TASK INPUT ->
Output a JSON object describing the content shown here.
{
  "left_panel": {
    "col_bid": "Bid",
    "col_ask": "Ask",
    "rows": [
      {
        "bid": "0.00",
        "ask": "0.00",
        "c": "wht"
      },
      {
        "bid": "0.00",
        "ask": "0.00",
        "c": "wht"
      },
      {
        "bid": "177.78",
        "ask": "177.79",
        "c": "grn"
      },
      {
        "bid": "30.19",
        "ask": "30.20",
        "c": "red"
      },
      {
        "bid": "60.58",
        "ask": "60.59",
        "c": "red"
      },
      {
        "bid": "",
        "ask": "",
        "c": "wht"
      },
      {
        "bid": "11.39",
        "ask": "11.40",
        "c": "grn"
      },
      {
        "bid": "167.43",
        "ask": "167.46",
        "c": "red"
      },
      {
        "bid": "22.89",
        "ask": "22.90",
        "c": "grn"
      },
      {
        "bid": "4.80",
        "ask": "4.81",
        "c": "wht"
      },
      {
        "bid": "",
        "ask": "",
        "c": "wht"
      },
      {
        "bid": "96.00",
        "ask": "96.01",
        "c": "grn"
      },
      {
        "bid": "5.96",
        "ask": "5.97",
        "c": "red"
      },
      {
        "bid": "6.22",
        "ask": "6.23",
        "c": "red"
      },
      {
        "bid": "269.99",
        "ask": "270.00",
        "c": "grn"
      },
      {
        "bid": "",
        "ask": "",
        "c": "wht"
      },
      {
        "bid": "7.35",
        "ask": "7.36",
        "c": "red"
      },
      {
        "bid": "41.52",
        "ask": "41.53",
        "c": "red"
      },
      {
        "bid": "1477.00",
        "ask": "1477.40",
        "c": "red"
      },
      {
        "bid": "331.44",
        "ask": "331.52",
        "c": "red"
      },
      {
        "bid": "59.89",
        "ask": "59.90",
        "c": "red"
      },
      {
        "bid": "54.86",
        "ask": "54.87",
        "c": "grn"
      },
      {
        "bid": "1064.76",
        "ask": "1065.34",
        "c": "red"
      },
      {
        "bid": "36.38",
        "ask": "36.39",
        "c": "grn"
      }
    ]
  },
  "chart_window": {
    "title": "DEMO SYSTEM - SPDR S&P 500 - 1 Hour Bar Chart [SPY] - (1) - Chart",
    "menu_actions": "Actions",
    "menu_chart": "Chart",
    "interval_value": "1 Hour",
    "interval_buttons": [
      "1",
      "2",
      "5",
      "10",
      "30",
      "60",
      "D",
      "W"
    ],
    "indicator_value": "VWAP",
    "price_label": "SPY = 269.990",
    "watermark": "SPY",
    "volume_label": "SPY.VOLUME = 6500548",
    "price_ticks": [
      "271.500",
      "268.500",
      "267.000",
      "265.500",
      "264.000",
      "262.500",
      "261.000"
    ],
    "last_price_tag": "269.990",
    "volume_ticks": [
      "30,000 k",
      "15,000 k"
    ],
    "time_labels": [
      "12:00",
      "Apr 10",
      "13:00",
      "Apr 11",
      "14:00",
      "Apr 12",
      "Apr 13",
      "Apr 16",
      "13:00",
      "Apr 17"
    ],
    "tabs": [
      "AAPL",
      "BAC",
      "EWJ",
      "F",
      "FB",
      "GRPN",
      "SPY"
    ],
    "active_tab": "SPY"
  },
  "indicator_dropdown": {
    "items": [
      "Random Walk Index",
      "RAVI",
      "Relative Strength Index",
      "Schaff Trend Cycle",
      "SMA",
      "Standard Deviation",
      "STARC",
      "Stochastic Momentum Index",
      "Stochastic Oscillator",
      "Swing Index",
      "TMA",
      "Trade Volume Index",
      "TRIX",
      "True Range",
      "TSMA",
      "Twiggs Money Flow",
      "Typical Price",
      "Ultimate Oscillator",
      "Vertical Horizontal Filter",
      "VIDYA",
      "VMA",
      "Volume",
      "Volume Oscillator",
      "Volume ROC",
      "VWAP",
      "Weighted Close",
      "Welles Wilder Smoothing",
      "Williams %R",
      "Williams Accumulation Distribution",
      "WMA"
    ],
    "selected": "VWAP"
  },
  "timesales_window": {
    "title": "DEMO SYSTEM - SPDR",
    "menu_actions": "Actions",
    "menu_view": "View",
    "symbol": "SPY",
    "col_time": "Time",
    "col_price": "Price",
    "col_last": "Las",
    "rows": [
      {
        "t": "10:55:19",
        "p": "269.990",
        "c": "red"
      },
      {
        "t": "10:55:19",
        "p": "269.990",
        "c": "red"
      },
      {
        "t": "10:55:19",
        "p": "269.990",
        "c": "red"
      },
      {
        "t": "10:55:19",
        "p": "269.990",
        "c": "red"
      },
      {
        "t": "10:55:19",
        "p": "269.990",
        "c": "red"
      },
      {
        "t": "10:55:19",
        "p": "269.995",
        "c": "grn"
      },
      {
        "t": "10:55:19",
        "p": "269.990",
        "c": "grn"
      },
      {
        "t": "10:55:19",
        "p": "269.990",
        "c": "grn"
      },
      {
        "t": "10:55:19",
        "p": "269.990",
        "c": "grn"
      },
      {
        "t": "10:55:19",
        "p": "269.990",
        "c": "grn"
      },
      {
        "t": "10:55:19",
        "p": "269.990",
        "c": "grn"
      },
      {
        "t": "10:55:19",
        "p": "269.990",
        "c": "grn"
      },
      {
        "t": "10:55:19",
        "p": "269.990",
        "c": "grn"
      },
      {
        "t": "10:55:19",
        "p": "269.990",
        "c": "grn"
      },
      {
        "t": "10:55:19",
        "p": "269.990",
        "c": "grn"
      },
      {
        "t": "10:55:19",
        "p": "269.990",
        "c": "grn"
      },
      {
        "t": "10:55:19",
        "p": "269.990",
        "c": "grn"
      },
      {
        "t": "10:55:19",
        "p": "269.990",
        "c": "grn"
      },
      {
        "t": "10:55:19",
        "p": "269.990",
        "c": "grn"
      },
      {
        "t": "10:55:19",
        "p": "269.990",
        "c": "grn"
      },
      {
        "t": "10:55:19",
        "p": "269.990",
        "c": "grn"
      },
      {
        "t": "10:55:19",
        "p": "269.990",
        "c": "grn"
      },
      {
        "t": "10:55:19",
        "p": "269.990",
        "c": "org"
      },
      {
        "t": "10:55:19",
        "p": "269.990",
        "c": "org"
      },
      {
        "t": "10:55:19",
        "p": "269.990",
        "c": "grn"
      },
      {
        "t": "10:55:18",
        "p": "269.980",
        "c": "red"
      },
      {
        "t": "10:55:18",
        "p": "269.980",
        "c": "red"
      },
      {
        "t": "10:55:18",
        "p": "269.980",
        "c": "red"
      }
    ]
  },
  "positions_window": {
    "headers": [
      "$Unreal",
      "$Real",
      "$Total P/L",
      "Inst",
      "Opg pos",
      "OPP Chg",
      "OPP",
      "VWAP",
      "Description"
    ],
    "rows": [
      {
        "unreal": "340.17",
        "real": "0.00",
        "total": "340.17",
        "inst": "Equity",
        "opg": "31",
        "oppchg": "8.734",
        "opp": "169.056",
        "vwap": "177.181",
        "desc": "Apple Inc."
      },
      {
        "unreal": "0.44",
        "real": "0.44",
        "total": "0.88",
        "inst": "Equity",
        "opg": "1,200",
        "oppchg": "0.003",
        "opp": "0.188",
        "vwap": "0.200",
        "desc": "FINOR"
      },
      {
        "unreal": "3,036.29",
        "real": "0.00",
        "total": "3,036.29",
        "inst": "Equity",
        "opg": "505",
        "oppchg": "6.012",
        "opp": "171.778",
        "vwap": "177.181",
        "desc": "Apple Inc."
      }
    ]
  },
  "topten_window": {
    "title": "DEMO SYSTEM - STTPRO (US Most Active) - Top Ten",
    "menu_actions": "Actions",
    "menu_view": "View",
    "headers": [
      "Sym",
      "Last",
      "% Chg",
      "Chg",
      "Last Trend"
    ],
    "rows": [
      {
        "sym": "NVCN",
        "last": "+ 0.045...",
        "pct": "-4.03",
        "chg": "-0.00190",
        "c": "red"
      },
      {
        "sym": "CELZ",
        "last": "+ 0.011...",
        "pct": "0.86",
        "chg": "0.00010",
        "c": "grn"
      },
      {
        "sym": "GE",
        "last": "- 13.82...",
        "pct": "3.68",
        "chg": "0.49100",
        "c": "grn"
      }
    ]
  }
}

PROMPT -> Keep only those lines of the records that hold "SYSTEM", and return them.

REPLY ->
    "title": "DEMO SYSTEM - SPDR S&P 500 - 1 Hour Bar Chart [SPY] - (1) - Chart",
    "title": "DEMO SYSTEM - SPDR",
    "title": "DEMO SYSTEM - STTPRO (US Most Active) - Top Ten",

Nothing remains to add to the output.